Task to complete: Read the data and repeat it in full, exactly.

***** Material supplied

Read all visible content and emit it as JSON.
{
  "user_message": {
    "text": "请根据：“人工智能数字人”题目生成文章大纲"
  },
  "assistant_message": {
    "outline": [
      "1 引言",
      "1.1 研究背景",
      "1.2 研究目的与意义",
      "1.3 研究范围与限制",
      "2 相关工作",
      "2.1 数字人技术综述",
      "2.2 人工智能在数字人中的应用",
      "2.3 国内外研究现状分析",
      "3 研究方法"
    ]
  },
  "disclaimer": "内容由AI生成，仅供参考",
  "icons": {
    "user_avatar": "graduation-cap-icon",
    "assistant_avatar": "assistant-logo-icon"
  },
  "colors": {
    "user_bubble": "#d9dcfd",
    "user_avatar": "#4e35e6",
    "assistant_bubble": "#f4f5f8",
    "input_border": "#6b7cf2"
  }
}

**********

Reply:
Read all visible content and emit it as JSON.
{
  "user_message": {
    "text": "请根据：“人工智能数字人”题目生成文章大纲"
  },
  "assistant_message": {
    "outline": [
      "1 引言",
      "1.1 研究背景",
      "1.2 研究目的与意义",
      "1.3 研究范围与限制",
      "2 相关工作",
      "2.1 数字人技术综述",
      "2.2 人工智能在数字人中的应用",
      "2.3 国内外研究现状分析",
      "3 研究方法"
    ]
  },
  "disclaimer": "内容由AI生成，仅供参考",
  "icons": {
    "user_avatar": "graduation-cap-icon",
    "assistant_avatar": "assistant-logo-icon"
  },
  "colors": {
    "user_bubble": "#d9dcfd",
    "user_avatar": "#4e35e6",
    "assistant_bubble": "#f4f5f8",
    "input_border": "#6b7cf2"
  }
}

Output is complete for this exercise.